▶ **Directions**:
Transcribe the records below exactly as they appear, omitting any pictures.

▶ **Records to use**:
***

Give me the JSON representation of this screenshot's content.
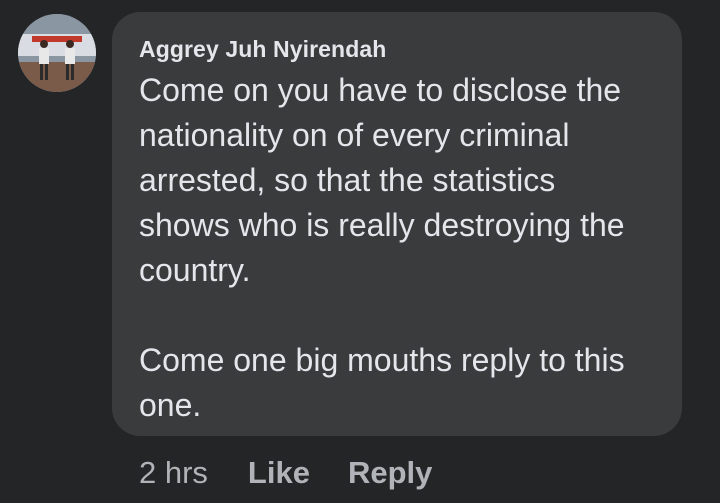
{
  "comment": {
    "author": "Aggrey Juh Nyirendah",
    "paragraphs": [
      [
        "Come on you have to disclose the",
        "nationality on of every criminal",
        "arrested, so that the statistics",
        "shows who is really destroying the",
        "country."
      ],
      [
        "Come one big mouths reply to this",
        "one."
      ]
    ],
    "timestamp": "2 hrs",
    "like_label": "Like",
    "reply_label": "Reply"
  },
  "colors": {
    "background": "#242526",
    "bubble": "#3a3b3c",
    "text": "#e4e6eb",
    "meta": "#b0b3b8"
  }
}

***

▶ **Exercise output**:
Give me the JSON representation of this screenshot's content.
{
  "comment": {
    "author": "Aggrey Juh Nyirendah",
    "paragraphs": [
      [
        "Come on you have to disclose the",
        "nationality on of every criminal",
        "arrested, so that the statistics",
        "shows who is really destroying the",
        "country."
      ],
      [
        "Come one big mouths reply to this",
        "one."
      ]
    ],
    "timestamp": "2 hrs",
    "like_label": "Like",
    "reply_label": "Reply"
  },
  "colors": {
    "background": "#242526",
    "bubble": "#3a3b3c",
    "text": "#e4e6eb",
    "meta": "#b0b3b8"
  }
}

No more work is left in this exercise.